## Exercise brief
Select the lines below containing the word "правовыми".

## Provided information
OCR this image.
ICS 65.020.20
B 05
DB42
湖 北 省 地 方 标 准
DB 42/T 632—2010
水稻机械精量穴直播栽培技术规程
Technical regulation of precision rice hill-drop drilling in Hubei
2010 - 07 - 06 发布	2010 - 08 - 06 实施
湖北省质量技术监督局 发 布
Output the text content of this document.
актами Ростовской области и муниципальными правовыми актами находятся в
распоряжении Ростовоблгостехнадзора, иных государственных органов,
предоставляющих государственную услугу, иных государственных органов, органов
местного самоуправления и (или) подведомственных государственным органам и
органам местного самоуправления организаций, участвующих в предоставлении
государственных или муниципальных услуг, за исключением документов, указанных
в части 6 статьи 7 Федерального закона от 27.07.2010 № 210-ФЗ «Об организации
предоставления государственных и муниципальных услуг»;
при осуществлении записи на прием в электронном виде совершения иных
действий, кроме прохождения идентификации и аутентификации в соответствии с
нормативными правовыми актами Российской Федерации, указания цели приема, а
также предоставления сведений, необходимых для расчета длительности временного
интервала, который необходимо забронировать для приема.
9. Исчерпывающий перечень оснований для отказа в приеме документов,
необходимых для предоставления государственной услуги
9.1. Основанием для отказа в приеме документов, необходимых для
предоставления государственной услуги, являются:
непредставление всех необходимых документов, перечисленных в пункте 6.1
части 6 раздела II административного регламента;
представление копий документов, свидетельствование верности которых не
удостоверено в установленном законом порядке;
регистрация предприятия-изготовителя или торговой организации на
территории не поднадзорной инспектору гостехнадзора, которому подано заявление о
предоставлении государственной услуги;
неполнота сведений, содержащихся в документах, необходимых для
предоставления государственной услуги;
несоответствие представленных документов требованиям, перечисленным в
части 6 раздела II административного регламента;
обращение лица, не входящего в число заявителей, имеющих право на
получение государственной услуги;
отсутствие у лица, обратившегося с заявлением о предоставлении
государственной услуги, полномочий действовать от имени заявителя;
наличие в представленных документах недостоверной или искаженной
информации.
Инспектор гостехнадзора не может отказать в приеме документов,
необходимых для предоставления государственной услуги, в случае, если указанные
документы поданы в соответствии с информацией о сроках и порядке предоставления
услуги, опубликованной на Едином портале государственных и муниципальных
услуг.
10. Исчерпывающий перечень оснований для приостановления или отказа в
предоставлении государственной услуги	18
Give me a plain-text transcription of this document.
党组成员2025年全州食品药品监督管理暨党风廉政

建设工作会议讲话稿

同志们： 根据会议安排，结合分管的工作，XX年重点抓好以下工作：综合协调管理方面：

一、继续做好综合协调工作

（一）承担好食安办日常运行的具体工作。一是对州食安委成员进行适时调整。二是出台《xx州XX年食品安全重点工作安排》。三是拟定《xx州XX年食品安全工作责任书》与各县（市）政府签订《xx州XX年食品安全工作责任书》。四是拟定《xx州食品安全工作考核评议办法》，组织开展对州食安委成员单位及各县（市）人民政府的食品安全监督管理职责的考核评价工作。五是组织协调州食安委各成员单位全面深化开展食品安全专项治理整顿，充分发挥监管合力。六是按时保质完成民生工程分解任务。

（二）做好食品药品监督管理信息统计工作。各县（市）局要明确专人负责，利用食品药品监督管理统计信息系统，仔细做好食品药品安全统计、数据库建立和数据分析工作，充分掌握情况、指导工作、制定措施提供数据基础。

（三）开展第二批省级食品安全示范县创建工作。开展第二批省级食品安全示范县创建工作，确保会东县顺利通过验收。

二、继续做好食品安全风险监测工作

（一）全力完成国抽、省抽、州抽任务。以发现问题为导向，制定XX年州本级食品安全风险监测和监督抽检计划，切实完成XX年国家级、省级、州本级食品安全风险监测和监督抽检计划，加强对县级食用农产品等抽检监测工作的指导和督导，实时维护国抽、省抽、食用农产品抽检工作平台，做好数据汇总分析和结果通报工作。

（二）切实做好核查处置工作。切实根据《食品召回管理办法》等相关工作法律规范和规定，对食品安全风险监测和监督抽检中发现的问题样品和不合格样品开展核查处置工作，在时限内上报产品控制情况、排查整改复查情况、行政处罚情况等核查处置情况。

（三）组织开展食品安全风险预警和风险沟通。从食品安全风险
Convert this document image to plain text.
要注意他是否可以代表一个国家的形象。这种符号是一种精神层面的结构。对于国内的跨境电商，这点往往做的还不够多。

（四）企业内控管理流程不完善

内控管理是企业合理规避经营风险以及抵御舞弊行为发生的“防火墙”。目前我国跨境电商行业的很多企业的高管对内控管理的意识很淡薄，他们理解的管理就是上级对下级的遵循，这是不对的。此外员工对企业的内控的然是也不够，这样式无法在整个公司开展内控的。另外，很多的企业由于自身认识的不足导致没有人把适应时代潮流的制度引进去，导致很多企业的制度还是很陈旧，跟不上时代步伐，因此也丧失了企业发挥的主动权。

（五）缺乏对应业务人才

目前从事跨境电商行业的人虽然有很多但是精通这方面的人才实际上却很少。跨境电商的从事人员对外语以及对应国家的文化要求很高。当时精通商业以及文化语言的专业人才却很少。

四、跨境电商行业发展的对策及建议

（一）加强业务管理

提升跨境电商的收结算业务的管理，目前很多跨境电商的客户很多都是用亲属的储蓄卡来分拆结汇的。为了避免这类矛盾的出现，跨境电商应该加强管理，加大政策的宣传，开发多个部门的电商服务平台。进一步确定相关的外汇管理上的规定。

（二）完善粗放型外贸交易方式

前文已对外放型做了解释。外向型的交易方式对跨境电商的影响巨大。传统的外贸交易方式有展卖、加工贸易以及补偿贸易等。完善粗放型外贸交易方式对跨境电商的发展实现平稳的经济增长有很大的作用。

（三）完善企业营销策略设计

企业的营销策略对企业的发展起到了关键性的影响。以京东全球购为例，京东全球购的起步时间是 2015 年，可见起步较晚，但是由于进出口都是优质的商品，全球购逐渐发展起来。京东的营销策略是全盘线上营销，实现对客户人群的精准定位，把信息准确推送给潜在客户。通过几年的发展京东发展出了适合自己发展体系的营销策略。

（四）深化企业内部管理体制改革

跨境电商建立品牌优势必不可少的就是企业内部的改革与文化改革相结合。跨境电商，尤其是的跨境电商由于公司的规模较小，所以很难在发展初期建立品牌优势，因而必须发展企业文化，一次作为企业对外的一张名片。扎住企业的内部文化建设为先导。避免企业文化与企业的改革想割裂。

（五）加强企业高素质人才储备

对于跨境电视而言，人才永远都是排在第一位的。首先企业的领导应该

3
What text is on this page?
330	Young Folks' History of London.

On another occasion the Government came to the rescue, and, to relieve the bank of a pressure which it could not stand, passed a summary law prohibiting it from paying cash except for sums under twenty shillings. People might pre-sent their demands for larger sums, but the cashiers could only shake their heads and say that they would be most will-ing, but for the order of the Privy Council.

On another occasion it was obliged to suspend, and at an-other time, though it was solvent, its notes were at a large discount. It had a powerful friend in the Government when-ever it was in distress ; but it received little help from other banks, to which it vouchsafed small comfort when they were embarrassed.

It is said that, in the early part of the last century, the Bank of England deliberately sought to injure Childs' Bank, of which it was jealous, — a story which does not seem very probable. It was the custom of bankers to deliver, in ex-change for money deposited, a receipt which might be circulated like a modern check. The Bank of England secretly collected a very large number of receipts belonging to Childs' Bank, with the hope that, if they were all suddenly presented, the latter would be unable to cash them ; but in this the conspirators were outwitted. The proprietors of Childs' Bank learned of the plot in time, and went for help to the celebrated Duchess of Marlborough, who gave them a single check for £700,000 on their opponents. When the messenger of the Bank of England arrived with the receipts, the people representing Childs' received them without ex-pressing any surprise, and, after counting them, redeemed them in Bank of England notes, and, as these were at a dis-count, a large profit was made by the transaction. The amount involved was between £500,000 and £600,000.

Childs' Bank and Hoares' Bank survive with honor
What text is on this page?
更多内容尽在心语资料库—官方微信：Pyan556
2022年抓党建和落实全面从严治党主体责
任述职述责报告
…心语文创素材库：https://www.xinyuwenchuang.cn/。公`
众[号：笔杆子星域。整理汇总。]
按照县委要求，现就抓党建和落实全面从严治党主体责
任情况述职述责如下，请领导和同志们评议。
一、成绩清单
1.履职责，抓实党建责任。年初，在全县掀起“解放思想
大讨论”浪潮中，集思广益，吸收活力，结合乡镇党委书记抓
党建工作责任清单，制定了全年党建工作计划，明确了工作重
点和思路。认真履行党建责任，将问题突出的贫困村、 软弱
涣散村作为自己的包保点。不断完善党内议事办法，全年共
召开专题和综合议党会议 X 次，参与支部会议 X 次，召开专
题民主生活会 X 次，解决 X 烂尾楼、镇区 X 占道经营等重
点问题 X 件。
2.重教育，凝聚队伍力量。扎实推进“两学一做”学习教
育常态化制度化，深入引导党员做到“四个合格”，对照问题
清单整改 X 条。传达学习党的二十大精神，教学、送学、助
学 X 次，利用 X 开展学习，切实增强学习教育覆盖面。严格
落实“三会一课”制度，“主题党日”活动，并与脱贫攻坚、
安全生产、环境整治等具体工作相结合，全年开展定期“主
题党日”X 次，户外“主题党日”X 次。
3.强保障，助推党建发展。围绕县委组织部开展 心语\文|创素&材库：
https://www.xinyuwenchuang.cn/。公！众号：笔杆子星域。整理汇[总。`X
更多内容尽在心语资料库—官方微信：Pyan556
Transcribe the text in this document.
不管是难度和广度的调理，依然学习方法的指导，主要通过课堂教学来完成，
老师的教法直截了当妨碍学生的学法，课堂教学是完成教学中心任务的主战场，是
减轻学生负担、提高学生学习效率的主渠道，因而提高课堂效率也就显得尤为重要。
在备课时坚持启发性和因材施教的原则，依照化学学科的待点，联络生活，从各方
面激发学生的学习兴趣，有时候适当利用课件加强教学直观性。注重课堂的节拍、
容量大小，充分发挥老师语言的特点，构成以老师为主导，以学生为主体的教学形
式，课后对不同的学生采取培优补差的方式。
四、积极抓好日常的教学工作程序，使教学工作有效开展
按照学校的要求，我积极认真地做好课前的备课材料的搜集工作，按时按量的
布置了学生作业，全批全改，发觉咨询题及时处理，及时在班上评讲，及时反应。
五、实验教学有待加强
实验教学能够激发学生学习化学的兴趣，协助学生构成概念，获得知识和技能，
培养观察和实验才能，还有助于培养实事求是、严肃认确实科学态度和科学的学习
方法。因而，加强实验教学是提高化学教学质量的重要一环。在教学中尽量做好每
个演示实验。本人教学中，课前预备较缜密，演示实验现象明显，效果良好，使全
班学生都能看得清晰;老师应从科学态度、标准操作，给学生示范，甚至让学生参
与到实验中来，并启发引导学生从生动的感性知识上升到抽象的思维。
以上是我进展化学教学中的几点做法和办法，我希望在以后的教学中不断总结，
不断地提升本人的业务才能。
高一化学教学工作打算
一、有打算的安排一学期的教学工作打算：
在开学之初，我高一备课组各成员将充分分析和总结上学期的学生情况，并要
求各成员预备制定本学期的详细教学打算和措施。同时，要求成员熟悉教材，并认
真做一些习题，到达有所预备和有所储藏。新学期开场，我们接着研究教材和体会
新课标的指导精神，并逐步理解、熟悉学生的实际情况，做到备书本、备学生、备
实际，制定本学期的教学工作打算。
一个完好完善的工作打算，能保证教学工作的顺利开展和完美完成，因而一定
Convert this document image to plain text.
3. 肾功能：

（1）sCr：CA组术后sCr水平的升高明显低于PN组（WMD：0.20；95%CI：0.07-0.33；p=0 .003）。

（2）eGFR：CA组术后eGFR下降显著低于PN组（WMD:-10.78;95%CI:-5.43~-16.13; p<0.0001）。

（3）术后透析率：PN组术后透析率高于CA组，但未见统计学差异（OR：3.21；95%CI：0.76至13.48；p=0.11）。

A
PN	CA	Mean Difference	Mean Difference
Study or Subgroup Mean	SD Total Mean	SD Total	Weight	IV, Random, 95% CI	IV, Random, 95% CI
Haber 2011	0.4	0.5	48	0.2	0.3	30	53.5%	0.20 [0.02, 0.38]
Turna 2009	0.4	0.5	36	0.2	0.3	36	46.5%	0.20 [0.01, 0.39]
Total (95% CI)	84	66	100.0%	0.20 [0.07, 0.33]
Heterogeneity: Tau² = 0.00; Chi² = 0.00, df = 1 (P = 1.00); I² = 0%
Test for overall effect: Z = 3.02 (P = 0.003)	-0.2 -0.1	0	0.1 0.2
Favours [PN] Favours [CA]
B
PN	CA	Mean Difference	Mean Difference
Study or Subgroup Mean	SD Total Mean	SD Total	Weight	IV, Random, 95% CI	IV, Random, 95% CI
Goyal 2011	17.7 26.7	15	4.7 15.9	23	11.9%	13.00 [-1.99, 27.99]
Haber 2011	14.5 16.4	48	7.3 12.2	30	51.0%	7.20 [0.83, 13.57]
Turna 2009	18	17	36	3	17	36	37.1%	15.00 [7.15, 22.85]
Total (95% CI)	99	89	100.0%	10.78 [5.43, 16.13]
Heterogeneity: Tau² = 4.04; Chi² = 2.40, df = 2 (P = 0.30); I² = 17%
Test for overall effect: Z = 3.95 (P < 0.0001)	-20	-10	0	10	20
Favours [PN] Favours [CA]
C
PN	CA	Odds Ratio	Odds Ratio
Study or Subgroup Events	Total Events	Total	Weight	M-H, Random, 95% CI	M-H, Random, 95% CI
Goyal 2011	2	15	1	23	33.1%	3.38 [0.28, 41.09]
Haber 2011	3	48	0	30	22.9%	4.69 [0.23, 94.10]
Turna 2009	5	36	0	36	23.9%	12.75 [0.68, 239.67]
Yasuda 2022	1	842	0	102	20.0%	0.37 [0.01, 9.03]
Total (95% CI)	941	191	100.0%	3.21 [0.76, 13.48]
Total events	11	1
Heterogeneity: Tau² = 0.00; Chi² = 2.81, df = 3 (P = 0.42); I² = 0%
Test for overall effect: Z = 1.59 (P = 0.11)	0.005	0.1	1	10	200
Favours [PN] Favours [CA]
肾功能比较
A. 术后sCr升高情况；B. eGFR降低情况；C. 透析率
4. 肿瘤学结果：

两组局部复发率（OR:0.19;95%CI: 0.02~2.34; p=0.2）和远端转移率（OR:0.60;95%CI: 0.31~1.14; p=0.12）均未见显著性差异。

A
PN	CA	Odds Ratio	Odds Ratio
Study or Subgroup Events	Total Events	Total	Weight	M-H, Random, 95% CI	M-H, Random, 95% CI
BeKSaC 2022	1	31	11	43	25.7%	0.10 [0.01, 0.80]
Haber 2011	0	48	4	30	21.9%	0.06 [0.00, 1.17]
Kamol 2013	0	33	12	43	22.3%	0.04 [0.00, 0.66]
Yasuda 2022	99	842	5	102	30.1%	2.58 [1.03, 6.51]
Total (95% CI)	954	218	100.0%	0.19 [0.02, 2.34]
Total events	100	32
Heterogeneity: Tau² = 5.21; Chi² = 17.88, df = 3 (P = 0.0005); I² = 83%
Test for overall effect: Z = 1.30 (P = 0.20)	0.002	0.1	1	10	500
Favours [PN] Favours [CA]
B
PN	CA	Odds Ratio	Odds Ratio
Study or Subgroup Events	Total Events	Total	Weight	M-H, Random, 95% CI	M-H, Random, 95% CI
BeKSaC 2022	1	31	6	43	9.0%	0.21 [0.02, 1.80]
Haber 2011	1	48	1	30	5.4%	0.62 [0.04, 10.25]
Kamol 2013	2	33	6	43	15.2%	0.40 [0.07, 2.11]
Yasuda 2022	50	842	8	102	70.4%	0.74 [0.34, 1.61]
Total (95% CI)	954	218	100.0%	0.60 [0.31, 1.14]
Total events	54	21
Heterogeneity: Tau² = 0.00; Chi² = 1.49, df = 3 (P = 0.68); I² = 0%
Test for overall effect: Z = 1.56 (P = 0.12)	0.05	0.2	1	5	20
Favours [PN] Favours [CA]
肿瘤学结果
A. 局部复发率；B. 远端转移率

## Result of the exercise
актами Ростовской области и муниципальными правовыми актами находятся в
нормативными правовыми актами Российской Федерации, указания цели приема, а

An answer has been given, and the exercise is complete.